## Requirement
Print the whole listing exactly.

## Record list
####################

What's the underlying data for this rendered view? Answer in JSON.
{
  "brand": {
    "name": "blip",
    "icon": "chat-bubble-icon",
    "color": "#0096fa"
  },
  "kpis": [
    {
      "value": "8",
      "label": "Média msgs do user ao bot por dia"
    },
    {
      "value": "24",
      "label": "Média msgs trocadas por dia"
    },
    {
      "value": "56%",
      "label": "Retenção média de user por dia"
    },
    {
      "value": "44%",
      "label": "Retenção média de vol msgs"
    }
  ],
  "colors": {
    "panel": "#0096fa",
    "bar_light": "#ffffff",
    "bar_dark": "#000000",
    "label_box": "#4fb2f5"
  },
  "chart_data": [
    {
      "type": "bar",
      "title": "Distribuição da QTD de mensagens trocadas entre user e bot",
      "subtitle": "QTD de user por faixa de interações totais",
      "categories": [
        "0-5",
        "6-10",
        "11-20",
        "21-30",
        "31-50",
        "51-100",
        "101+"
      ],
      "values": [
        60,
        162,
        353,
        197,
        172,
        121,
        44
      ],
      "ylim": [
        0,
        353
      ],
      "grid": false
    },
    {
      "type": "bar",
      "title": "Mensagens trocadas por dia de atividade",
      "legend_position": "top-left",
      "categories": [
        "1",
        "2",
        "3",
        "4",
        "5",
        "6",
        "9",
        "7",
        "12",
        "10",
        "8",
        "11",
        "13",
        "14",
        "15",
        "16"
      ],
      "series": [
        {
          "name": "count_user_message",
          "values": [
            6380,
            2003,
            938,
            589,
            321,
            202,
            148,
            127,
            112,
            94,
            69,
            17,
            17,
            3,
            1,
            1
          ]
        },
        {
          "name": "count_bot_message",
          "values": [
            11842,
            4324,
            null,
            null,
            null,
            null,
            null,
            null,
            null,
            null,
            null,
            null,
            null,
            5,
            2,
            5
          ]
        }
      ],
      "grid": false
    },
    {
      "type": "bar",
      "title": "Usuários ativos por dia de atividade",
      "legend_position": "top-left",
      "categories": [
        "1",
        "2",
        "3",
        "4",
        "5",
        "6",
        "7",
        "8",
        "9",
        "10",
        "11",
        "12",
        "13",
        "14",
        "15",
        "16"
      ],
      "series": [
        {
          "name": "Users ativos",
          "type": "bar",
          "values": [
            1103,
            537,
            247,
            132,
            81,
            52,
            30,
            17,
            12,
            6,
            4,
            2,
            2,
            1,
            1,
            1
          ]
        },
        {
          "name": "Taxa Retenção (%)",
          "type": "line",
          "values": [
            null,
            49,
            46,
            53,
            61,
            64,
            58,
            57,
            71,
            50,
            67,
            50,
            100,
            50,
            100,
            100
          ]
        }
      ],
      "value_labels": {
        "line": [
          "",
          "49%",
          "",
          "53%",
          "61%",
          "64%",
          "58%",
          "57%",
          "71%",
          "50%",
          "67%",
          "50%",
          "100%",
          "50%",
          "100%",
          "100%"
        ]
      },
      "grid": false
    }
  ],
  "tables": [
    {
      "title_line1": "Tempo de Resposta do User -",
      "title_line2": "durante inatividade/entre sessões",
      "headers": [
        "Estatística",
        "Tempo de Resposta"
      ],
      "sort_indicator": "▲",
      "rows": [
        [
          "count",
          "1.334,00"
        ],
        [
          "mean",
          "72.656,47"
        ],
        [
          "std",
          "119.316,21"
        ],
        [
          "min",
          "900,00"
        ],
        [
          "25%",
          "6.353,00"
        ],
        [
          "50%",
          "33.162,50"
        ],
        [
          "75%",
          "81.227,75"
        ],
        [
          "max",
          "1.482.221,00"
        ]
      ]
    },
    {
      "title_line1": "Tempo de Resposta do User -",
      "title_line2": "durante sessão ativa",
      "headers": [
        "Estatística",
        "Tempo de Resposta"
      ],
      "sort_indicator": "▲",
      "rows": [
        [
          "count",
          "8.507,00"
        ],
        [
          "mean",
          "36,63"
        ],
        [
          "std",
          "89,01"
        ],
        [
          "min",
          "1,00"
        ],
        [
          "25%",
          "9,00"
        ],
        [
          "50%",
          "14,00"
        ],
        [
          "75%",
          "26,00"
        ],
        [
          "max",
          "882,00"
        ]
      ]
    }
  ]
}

####################

## Solved problem
What's the underlying data for this rendered view? Answer in JSON.
{
  "brand": {
    "name": "blip",
    "icon": "chat-bubble-icon",
    "color": "#0096fa"
  },
  "kpis": [
    {
      "value": "8",
      "label": "Média msgs do user ao bot por dia"
    },
    {
      "value": "24",
      "label": "Média msgs trocadas por dia"
    },
    {
      "value": "56%",
      "label": "Retenção média de user por dia"
    },
    {
      "value": "44%",
      "label": "Retenção média de vol msgs"
    }
  ],
  "colors": {
    "panel": "#0096fa",
    "bar_light": "#ffffff",
    "bar_dark": "#000000",
    "label_box": "#4fb2f5"
  },
  "chart_data": [
    {
      "type": "bar",
      "title": "Distribuição da QTD de mensagens trocadas entre user e bot",
      "subtitle": "QTD de user por faixa de interações totais",
      "categories": [
        "0-5",
        "6-10",
        "11-20",
        "21-30",
        "31-50",
        "51-100",
        "101+"
      ],
      "values": [
        60,
        162,
        353,
        197,
        172,
        121,
        44
      ],
      "ylim": [
        0,
        353
      ],
      "grid": false
    },
    {
      "type": "bar",
      "title": "Mensagens trocadas por dia de atividade",
      "legend_position": "top-left",
      "categories": [
        "1",
        "2",
        "3",
        "4",
        "5",
        "6",
        "9",
        "7",
        "12",
        "10",
        "8",
        "11",
        "13",
        "14",
        "15",
        "16"
      ],
      "series": [
        {
          "name": "count_user_message",
          "values": [
            6380,
            2003,
            938,
            589,
            321,
            202,
            148,
            127,
            112,
            94,
            69,
            17,
            17,
            3,
            1,
            1
          ]
        },
        {
          "name": "count_bot_message",
          "values": [
            11842,
            4324,
            null,
            null,
            null,
            null,
            null,
            null,
            null,
            null,
            null,
            null,
            null,
            5,
            2,
            5
          ]
        }
      ],
      "grid": false
    },
    {
      "type": "bar",
      "title": "Usuários ativos por dia de atividade",
      "legend_position": "top-left",
      "categories": [
        "1",
        "2",
        "3",
        "4",
        "5",
        "6",
        "7",
        "8",
        "9",
        "10",
        "11",
        "12",
        "13",
        "14",
        "15",
        "16"
      ],
      "series": [
        {
          "name": "Users ativos",
          "type": "bar",
          "values": [
            1103,
            537,
            247,
            132,
            81,
            52,
            30,
            17,
            12,
            6,
            4,
            2,
            2,
            1,
            1,
            1
          ]
        },
        {
          "name": "Taxa Retenção (%)",
          "type": "line",
          "values": [
            null,
            49,
            46,
            53,
            61,
            64,
            58,
            57,
            71,
            50,
            67,
            50,
            100,
            50,
            100,
            100
          ]
        }
      ],
      "value_labels": {
        "line": [
          "",
          "49%",
          "",
          "53%",
          "61%",
          "64%",
          "58%",
          "57%",
          "71%",
          "50%",
          "67%",
          "50%",
          "100%",
          "50%",
          "100%",
          "100%"
        ]
      },
      "grid": false
    }
  ],
  "tables": [
    {
      "title_line1": "Tempo de Resposta do User -",
      "title_line2": "durante inatividade/entre sessões",
      "headers": [
        "Estatística",
        "Tempo de Resposta"
      ],
      "sort_indicator": "▲",
      "rows": [
        [
          "count",
          "1.334,00"
        ],
        [
          "mean",
          "72.656,47"
        ],
        [
          "std",
          "119.316,21"
        ],
        [
          "min",
          "900,00"
        ],
        [
          "25%",
          "6.353,00"
        ],
        [
          "50%",
          "33.162,50"
        ],
        [
          "75%",
          "81.227,75"
        ],
        [
          "max",
          "1.482.221,00"
        ]
      ]
    },
    {
      "title_line1": "Tempo de Resposta do User -",
      "title_line2": "durante sessão ativa",
      "headers": [
        "Estatística",
        "Tempo de Resposta"
      ],
      "sort_indicator": "▲",
      "rows": [
        [
          "count",
          "8.507,00"
        ],
        [
          "mean",
          "36,63"
        ],
        [
          "std",
          "89,01"
        ],
        [
          "min",
          "1,00"
        ],
        [
          "25%",
          "9,00"
        ],
        [
          "50%",
          "14,00"
        ],
        [
          "75%",
          "26,00"
        ],
        [
          "max",
          "882,00"
        ]
      ]
    }
  ]
}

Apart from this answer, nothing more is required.